[OBJECTIVE]
Tally how many lines include "下列说法正确的是". The number is the whole answer.

[DATA TO PROCESS]
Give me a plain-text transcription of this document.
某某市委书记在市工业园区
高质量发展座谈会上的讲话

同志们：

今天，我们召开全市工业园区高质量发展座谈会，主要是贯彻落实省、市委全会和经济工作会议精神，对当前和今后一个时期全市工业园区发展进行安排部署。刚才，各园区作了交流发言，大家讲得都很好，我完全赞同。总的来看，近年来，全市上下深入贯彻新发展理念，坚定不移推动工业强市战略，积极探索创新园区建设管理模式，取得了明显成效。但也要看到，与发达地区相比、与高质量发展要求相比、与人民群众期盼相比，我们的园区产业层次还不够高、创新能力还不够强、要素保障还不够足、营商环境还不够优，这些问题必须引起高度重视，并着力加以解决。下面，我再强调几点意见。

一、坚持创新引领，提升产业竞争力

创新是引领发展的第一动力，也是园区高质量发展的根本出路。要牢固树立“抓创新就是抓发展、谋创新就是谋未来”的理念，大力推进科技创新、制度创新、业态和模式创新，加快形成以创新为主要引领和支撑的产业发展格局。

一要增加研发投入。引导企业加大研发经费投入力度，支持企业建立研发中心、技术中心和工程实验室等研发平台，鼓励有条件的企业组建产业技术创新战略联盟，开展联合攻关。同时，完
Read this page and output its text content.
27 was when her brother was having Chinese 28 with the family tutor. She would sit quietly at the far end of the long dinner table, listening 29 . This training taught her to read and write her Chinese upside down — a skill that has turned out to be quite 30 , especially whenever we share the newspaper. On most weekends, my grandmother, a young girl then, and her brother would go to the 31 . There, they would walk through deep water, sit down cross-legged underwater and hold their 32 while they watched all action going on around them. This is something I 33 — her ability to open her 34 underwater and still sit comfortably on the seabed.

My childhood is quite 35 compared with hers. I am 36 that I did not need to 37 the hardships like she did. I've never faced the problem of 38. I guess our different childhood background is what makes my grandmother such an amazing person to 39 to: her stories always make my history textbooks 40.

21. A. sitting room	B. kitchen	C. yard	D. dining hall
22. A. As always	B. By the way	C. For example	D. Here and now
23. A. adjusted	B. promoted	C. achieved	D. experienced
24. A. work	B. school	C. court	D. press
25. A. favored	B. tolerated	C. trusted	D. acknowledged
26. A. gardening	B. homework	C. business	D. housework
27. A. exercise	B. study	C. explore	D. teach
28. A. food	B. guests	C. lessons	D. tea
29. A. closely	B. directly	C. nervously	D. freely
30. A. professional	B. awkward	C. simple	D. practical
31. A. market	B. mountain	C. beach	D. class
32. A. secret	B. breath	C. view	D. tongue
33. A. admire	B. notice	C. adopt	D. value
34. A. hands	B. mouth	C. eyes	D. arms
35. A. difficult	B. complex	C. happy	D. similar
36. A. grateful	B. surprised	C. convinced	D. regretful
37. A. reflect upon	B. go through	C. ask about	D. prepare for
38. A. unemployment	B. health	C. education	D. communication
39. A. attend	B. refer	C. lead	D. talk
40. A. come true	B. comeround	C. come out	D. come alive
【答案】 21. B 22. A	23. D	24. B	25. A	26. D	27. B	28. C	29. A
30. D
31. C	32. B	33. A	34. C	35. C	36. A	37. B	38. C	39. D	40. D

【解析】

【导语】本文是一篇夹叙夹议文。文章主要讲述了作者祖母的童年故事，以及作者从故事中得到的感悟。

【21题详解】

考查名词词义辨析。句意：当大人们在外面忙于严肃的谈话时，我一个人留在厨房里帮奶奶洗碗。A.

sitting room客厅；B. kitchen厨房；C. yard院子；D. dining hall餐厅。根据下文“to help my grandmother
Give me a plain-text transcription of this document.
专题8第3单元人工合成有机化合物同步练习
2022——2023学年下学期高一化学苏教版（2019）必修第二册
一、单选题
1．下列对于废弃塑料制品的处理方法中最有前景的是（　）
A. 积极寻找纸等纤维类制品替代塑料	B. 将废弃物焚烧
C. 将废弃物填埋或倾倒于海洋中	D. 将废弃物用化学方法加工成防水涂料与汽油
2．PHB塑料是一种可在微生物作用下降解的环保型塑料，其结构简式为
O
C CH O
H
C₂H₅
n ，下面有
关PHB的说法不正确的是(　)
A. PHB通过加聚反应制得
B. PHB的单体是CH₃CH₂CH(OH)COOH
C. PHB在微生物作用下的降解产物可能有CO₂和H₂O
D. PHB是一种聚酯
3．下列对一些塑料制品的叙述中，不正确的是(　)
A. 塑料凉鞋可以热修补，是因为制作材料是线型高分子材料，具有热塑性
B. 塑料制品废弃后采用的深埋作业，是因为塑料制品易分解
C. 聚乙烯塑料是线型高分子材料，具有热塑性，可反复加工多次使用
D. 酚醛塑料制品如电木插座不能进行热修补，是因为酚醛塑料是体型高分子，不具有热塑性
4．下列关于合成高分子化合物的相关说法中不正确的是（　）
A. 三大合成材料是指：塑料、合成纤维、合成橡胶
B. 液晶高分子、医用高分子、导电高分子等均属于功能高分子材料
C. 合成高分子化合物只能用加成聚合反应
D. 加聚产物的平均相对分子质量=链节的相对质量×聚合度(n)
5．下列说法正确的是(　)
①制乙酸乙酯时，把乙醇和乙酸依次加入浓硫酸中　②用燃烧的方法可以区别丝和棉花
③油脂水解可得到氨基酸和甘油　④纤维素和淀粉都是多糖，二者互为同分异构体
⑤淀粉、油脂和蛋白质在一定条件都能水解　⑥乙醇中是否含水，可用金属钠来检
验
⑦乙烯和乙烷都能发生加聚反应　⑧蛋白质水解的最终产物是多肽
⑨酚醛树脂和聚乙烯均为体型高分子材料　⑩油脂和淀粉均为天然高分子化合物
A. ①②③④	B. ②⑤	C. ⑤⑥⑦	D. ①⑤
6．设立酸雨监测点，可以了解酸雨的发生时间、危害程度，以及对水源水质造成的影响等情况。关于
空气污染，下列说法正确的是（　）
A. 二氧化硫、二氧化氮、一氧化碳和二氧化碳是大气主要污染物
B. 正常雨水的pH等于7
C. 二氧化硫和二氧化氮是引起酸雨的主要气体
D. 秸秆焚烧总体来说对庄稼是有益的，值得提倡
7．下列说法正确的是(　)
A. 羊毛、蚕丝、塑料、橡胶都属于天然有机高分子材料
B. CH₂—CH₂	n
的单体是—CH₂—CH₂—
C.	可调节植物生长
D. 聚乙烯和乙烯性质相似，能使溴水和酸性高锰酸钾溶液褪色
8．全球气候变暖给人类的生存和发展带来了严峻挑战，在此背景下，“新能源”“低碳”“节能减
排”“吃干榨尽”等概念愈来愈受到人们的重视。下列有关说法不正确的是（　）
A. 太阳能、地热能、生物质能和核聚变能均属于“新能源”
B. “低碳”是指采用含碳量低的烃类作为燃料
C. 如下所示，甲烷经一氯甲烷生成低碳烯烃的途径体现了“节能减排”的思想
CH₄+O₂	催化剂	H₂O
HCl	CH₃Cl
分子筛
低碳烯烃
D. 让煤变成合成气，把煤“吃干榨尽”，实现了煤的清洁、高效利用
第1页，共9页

[COMPLETE ANSWER]
3